* START Data provided *

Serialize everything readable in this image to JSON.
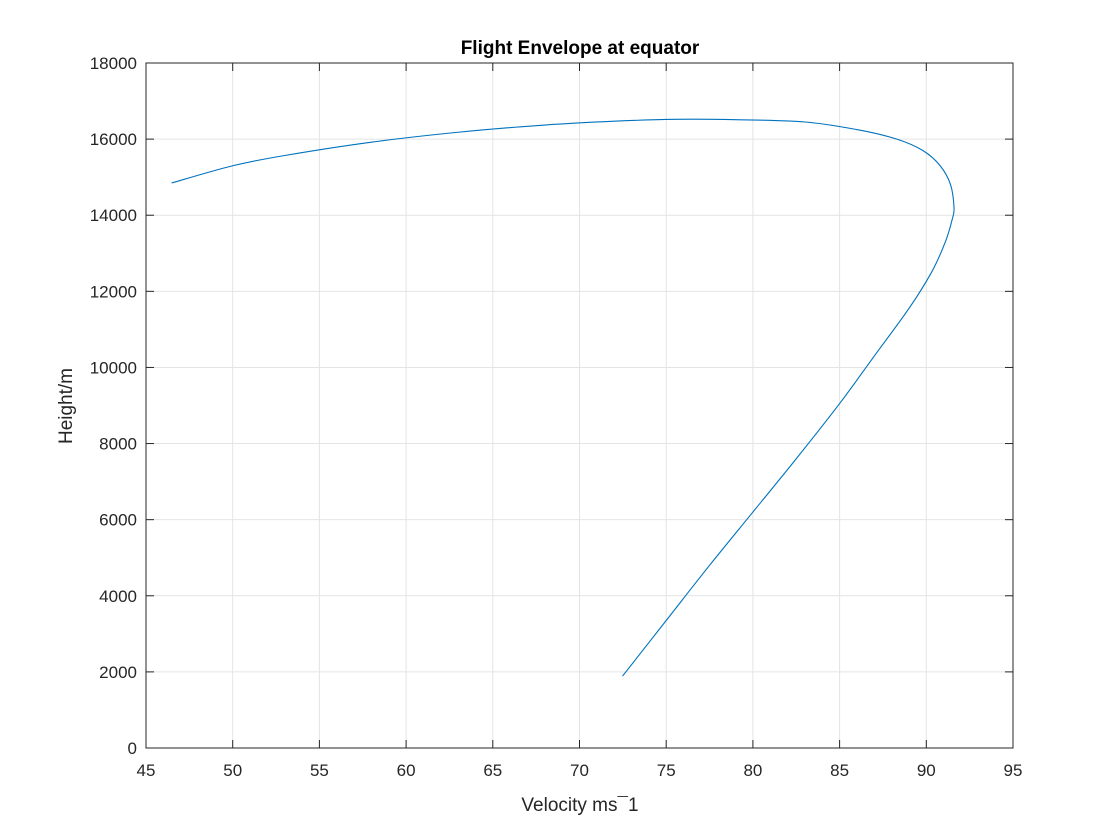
{
  "chart_data": {
    "type": "line",
    "title": "Flight Envelope at equator",
    "xlabel": "Velocity ms¯1",
    "ylabel": "Height/m",
    "xlim": [
      45,
      95
    ],
    "ylim": [
      0,
      18000
    ],
    "xticks": [
      45,
      50,
      55,
      60,
      65,
      70,
      75,
      80,
      85,
      90,
      95
    ],
    "yticks": [
      0,
      2000,
      4000,
      6000,
      8000,
      10000,
      12000,
      14000,
      16000,
      18000
    ],
    "grid": true,
    "box": true,
    "series": [
      {
        "color": "#0072BD",
        "x": [
          72.5,
          75.0,
          77.5,
          80.0,
          82.5,
          85.0,
          87.0,
          89.0,
          90.3,
          91.1,
          91.5,
          91.6,
          91.4,
          90.8,
          89.8,
          88.3,
          86.0,
          83.0,
          79.0,
          75.5,
          72.0,
          68.0,
          63.0,
          58.0,
          53.0,
          50.0,
          46.5
        ],
        "y": [
          1900,
          3350,
          4800,
          6200,
          7600,
          9050,
          10300,
          11550,
          12500,
          13300,
          13900,
          14200,
          14800,
          15300,
          15700,
          16000,
          16250,
          16450,
          16510,
          16520,
          16470,
          16370,
          16180,
          15920,
          15570,
          15300,
          14850
        ]
      }
    ],
    "colors": {
      "axes": "#262626",
      "grid": "#e4e4e4",
      "background": "#ffffff"
    }
  }
}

* END Data provided *

**Task description:** Write the listing out a second time exactly, dropping all images.

**Response below:**
Serialize everything readable in this image to JSON.
{
  "chart_data": {
    "type": "line",
    "title": "Flight Envelope at equator",
    "xlabel": "Velocity ms¯1",
    "ylabel": "Height/m",
    "xlim": [
      45,
      95
    ],
    "ylim": [
      0,
      18000
    ],
    "xticks": [
      45,
      50,
      55,
      60,
      65,
      70,
      75,
      80,
      85,
      90,
      95
    ],
    "yticks": [
      0,
      2000,
      4000,
      6000,
      8000,
      10000,
      12000,
      14000,
      16000,
      18000
    ],
    "grid": true,
    "box": true,
    "series": [
      {
        "color": "#0072BD",
        "x": [
          72.5,
          75.0,
          77.5,
          80.0,
          82.5,
          85.0,
          87.0,
          89.0,
          90.3,
          91.1,
          91.5,
          91.6,
          91.4,
          90.8,
          89.8,
          88.3,
          86.0,
          83.0,
          79.0,
          75.5,
          72.0,
          68.0,
          63.0,
          58.0,
          53.0,
          50.0,
          46.5
        ],
        "y": [
          1900,
          3350,
          4800,
          6200,
          7600,
          9050,
          10300,
          11550,
          12500,
          13300,
          13900,
          14200,
          14800,
          15300,
          15700,
          16000,
          16250,
          16450,
          16510,
          16520,
          16470,
          16370,
          16180,
          15920,
          15570,
          15300,
          14850
        ]
      }
    ],
    "colors": {
      "axes": "#262626",
      "grid": "#e4e4e4",
      "background": "#ffffff"
    }
  }
}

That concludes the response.